Quote all of the data exactly as given. Skip every picture it contains.

--- Figure contents as structured data ---
________________
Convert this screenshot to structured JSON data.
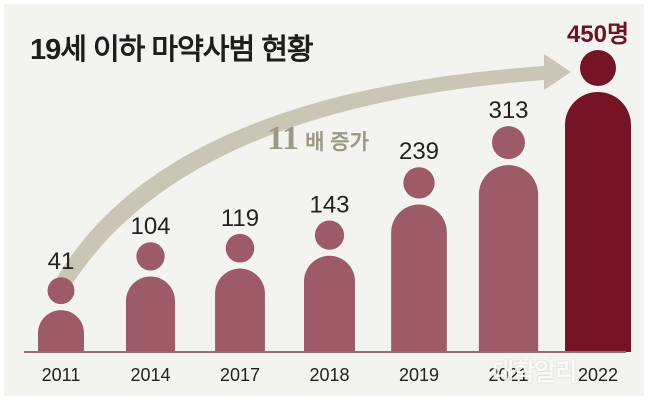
{
  "title": "19세 이하 마약사범 현황",
  "annotation": {
    "multiplier": "11",
    "text": "배 증가"
  },
  "watermark": "대학알리",
  "colors": {
    "bar": "#9c5b67",
    "bar_highlight": "#741425",
    "arrow": "#c9c6b5",
    "baseline": "#9c6b72",
    "text": "#222222",
    "highlight_text": "#6e1224",
    "annotation": "#9b9886"
  },
  "chart_data": {
    "type": "bar",
    "title": "19세 이하 마약사범 현황",
    "categories": [
      "2011",
      "2014",
      "2017",
      "2018",
      "2019",
      "2021",
      "2022"
    ],
    "values": [
      41,
      104,
      119,
      143,
      239,
      313,
      450
    ],
    "labels": [
      "41",
      "104",
      "119",
      "143",
      "239",
      "313",
      "450명"
    ],
    "highlight_index": 6,
    "xlabel": "",
    "ylabel": "",
    "ylim": [
      0,
      450
    ]
  }
}
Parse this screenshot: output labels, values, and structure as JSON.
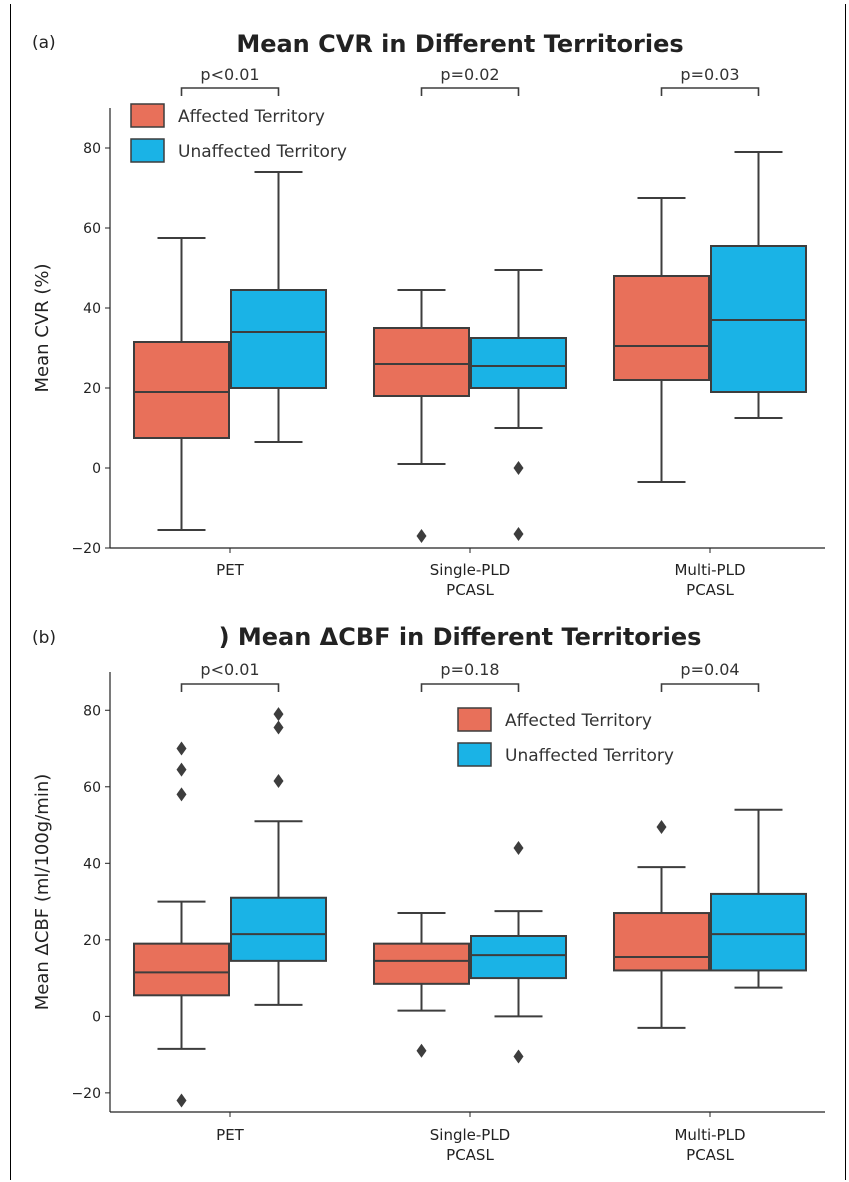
________________
--- Task result ---
Convert this screenshot to structured JSON data.
{
  "title": "19세 이하 마약사범 현황",
  "annotation": {
    "multiplier": "11",
    "text": "배 증가"
  },
  "watermark": "대학알리",
  "colors": {
    "bar": "#9c5b67",
    "bar_highlight": "#741425",
    "arrow": "#c9c6b5",
    "baseline": "#9c6b72",
    "text": "#222222",
    "highlight_text": "#6e1224",
    "annotation": "#9b9886"
  },
  "chart_data": {
    "type": "bar",
    "title": "19세 이하 마약사범 현황",
    "categories": [
      "2011",
      "2014",
      "2017",
      "2018",
      "2019",
      "2021",
      "2022"
    ],
    "values": [
      41,
      104,
      119,
      143,
      239,
      313,
      450
    ],
    "labels": [
      "41",
      "104",
      "119",
      "143",
      "239",
      "313",
      "450명"
    ],
    "highlight_index": 6,
    "xlabel": "",
    "ylabel": "",
    "ylim": [
      0,
      450
    ]
  }
}
Parse this screenshot: output labels, values, and structure as JSON.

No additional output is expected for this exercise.